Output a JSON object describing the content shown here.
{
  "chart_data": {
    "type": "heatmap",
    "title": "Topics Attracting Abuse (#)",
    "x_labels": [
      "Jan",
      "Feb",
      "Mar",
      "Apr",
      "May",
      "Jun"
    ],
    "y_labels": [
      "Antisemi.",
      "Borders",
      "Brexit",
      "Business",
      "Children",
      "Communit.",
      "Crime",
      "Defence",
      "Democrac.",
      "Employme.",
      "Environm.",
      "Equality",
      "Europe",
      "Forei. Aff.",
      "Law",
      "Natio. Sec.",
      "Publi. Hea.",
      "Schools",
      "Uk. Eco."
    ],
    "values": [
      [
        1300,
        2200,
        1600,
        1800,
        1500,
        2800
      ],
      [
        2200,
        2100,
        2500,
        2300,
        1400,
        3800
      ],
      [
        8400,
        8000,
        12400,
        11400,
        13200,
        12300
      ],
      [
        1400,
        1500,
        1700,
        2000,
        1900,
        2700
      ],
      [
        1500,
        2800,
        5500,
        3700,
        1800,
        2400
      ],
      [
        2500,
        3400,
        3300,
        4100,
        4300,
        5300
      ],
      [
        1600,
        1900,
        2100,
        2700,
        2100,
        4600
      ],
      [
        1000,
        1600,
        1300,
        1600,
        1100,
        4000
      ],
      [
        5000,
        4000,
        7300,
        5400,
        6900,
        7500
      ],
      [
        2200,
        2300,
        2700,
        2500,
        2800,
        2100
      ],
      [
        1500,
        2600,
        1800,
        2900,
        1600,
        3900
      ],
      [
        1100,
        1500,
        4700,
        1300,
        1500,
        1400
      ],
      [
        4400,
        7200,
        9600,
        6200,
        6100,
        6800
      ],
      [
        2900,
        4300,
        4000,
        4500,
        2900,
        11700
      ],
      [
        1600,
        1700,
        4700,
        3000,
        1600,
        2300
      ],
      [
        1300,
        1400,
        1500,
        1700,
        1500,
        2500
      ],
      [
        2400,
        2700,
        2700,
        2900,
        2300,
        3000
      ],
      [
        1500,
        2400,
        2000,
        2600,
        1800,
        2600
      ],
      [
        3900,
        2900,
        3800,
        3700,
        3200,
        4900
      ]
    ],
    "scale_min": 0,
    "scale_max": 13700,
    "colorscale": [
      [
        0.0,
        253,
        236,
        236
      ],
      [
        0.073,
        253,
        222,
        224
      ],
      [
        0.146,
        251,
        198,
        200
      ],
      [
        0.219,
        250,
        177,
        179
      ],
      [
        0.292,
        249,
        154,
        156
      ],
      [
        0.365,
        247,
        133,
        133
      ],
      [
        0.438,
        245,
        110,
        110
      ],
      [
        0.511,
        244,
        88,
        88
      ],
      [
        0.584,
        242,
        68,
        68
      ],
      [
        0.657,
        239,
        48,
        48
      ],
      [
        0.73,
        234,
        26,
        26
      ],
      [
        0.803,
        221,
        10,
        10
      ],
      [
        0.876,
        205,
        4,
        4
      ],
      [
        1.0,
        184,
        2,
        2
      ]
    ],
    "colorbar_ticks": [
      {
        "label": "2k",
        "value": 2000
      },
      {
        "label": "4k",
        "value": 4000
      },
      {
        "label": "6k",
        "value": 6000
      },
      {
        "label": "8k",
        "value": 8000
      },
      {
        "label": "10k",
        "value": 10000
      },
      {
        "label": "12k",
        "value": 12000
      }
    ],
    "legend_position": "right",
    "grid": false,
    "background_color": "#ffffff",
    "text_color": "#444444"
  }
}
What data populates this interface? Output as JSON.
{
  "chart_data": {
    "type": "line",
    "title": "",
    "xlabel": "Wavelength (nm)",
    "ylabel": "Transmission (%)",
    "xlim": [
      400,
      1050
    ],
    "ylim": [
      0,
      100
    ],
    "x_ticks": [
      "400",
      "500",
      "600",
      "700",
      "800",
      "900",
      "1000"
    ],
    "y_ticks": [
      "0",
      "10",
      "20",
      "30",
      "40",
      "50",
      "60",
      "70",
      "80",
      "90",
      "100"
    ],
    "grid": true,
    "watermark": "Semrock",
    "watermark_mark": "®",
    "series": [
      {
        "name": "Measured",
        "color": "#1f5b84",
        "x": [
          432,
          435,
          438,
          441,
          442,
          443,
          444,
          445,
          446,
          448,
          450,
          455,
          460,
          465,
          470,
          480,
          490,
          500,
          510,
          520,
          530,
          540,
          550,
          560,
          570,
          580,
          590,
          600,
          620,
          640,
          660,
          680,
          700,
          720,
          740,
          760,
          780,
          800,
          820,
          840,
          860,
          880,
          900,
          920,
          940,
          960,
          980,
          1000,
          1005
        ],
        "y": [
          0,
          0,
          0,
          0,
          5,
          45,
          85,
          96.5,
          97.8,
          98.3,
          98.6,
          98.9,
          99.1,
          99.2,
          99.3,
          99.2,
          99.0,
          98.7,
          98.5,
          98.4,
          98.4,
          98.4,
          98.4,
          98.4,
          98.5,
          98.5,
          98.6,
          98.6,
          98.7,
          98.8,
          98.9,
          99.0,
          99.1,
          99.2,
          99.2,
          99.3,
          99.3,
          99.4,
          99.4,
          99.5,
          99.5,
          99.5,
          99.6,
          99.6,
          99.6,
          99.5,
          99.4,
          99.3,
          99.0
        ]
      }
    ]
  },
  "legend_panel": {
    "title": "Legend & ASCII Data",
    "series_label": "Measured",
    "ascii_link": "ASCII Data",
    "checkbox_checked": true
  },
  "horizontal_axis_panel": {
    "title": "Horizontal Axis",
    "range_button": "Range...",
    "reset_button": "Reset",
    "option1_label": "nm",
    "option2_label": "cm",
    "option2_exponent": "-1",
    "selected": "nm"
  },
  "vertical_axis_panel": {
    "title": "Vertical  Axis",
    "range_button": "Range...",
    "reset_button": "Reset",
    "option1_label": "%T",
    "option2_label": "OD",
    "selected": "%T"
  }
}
☆ ☆ ☆
> _DIRECTIONS FOR THIS TASK_
Each line of the listing should be copied exactly.

> _OUTPUT OF THE TASK_
Output a JSON object describing the content shown here.
{
  "chart_data": {
    "type": "heatmap",
    "title": "Topics Attracting Abuse (#)",
    "x_labels": [
      "Jan",
      "Feb",
      "Mar",
      "Apr",
      "May",
      "Jun"
    ],
    "y_labels": [
      "Antisemi.",
      "Borders",
      "Brexit",
      "Business",
      "Children",
      "Communit.",
      "Crime",
      "Defence",
      "Democrac.",
      "Employme.",
      "Environm.",
      "Equality",
      "Europe",
      "Forei. Aff.",
      "Law",
      "Natio. Sec.",
      "Publi. Hea.",
      "Schools",
      "Uk. Eco."
    ],
    "values": [
      [
        1300,
        2200,
        1600,
        1800,
        1500,
        2800
      ],
      [
        2200,
        2100,
        2500,
        2300,
        1400,
        3800
      ],
      [
        8400,
        8000,
        12400,
        11400,
        13200,
        12300
      ],
      [
        1400,
        1500,
        1700,
        2000,
        1900,
        2700
      ],
      [
        1500,
        2800,
        5500,
        3700,
        1800,
        2400
      ],
      [
        2500,
        3400,
        3300,
        4100,
        4300,
        5300
      ],
      [
        1600,
        1900,
        2100,
        2700,
        2100,
        4600
      ],
      [
        1000,
        1600,
        1300,
        1600,
        1100,
        4000
      ],
      [
        5000,
        4000,
        7300,
        5400,
        6900,
        7500
      ],
      [
        2200,
        2300,
        2700,
        2500,
        2800,
        2100
      ],
      [
        1500,
        2600,
        1800,
        2900,
        1600,
        3900
      ],
      [
        1100,
        1500,
        4700,
        1300,
        1500,
        1400
      ],
      [
        4400,
        7200,
        9600,
        6200,
        6100,
        6800
      ],
      [
        2900,
        4300,
        4000,
        4500,
        2900,
        11700
      ],
      [
        1600,
        1700,
        4700,
        3000,
        1600,
        2300
      ],
      [
        1300,
        1400,
        1500,
        1700,
        1500,
        2500
      ],
      [
        2400,
        2700,
        2700,
        2900,
        2300,
        3000
      ],
      [
        1500,
        2400,
        2000,
        2600,
        1800,
        2600
      ],
      [
        3900,
        2900,
        3800,
        3700,
        3200,
        4900
      ]
    ],
    "scale_min": 0,
    "scale_max": 13700,
    "colorscale": [
      [
        0.0,
        253,
        236,
        236
      ],
      [
        0.073,
        253,
        222,
        224
      ],
      [
        0.146,
        251,
        198,
        200
      ],
      [
        0.219,
        250,
        177,
        179
      ],
      [
        0.292,
        249,
        154,
        156
      ],
      [
        0.365,
        247,
        133,
        133
      ],
      [
        0.438,
        245,
        110,
        110
      ],
      [
        0.511,
        244,
        88,
        88
      ],
      [
        0.584,
        242,
        68,
        68
      ],
      [
        0.657,
        239,
        48,
        48
      ],
      [
        0.73,
        234,
        26,
        26
      ],
      [
        0.803,
        221,
        10,
        10
      ],
      [
        0.876,
        205,
        4,
        4
      ],
      [
        1.0,
        184,
        2,
        2
      ]
    ],
    "colorbar_ticks": [
      {
        "label": "2k",
        "value": 2000
      },
      {
        "label": "4k",
        "value": 4000
      },
      {
        "label": "6k",
        "value": 6000
      },
      {
        "label": "8k",
        "value": 8000
      },
      {
        "label": "10k",
        "value": 10000
      },
      {
        "label": "12k",
        "value": 12000
      }
    ],
    "legend_position": "right",
    "grid": false,
    "background_color": "#ffffff",
    "text_color": "#444444"
  }
}
What data populates this interface? Output as JSON.
{
  "chart_data": {
    "type": "line",
    "title": "",
    "xlabel": "Wavelength (nm)",
    "ylabel": "Transmission (%)",
    "xlim": [
      400,
      1050
    ],
    "ylim": [
      0,
      100
    ],
    "x_ticks": [
      "400",
      "500",
      "600",
      "700",
      "800",
      "900",
      "1000"
    ],
    "y_ticks": [
      "0",
      "10",
      "20",
      "30",
      "40",
      "50",
      "60",
      "70",
      "80",
      "90",
      "100"
    ],
    "grid": true,
    "watermark": "Semrock",
    "watermark_mark": "®",
    "series": [
      {
        "name": "Measured",
        "color": "#1f5b84",
        "x": [
          432,
          435,
          438,
          441,
          442,
          443,
          444,
          445,
          446,
          448,
          450,
          455,
          460,
          465,
          470,
          480,
          490,
          500,
          510,
          520,
          530,
          540,
          550,
          560,
          570,
          580,
          590,
          600,
          620,
          640,
          660,
          680,
          700,
          720,
          740,
          760,
          780,
          800,
          820,
          840,
          860,
          880,
          900,
          920,
          940,
          960,
          980,
          1000,
          1005
        ],
        "y": [
          0,
          0,
          0,
          0,
          5,
          45,
          85,
          96.5,
          97.8,
          98.3,
          98.6,
          98.9,
          99.1,
          99.2,
          99.3,
          99.2,
          99.0,
          98.7,
          98.5,
          98.4,
          98.4,
          98.4,
          98.4,
          98.4,
          98.5,
          98.5,
          98.6,
          98.6,
          98.7,
          98.8,
          98.9,
          99.0,
          99.1,
          99.2,
          99.2,
          99.3,
          99.3,
          99.4,
          99.4,
          99.5,
          99.5,
          99.5,
          99.6,
          99.6,
          99.6,
          99.5,
          99.4,
          99.3,
          99.0
        ]
      }
    ]
  },
  "legend_panel": {
    "title": "Legend & ASCII Data",
    "series_label": "Measured",
    "ascii_link": "ASCII Data",
    "checkbox_checked": true
  },
  "horizontal_axis_panel": {
    "title": "Horizontal Axis",
    "range_button": "Range...",
    "reset_button": "Reset",
    "option1_label": "nm",
    "option2_label": "cm",
    "option2_exponent": "-1",
    "selected": "nm"
  },
  "vertical_axis_panel": {
    "title": "Vertical  Axis",
    "range_button": "Range...",
    "reset_button": "Reset",
    "option1_label": "%T",
    "option2_label": "OD",
    "selected": "%T"
  }
}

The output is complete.